→ The task
Repeat every record below exactly as it appears.

======== Material for this exercise

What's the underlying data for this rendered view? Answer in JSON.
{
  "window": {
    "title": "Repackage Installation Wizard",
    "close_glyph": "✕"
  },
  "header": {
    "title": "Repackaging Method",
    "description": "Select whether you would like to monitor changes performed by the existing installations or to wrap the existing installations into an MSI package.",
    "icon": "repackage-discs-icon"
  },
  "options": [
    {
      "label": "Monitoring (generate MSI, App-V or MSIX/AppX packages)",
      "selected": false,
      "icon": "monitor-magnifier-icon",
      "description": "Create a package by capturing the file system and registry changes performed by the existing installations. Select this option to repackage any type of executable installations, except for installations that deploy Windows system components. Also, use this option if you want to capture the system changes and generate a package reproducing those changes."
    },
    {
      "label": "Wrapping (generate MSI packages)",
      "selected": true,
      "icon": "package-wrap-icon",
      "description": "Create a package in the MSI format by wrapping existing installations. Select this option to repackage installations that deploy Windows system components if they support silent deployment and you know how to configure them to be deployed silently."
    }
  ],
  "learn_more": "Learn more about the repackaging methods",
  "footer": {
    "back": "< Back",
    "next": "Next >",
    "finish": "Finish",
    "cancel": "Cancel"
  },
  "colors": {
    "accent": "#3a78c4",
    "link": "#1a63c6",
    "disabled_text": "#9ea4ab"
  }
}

================

→ Written answer
What's the underlying data for this rendered view? Answer in JSON.
{
  "window": {
    "title": "Repackage Installation Wizard",
    "close_glyph": "✕"
  },
  "header": {
    "title": "Repackaging Method",
    "description": "Select whether you would like to monitor changes performed by the existing installations or to wrap the existing installations into an MSI package.",
    "icon": "repackage-discs-icon"
  },
  "options": [
    {
      "label": "Monitoring (generate MSI, App-V or MSIX/AppX packages)",
      "selected": false,
      "icon": "monitor-magnifier-icon",
      "description": "Create a package by capturing the file system and registry changes performed by the existing installations. Select this option to repackage any type of executable installations, except for installations that deploy Windows system components. Also, use this option if you want to capture the system changes and generate a package reproducing those changes."
    },
    {
      "label": "Wrapping (generate MSI packages)",
      "selected": true,
      "icon": "package-wrap-icon",
      "description": "Create a package in the MSI format by wrapping existing installations. Select this option to repackage installations that deploy Windows system components if they support silent deployment and you know how to configure them to be deployed silently."
    }
  ],
  "learn_more": "Learn more about the repackaging methods",
  "footer": {
    "back": "< Back",
    "next": "Next >",
    "finish": "Finish",
    "cancel": "Cancel"
  },
  "colors": {
    "accent": "#3a78c4",
    "link": "#1a63c6",
    "disabled_text": "#9ea4ab"
  }
}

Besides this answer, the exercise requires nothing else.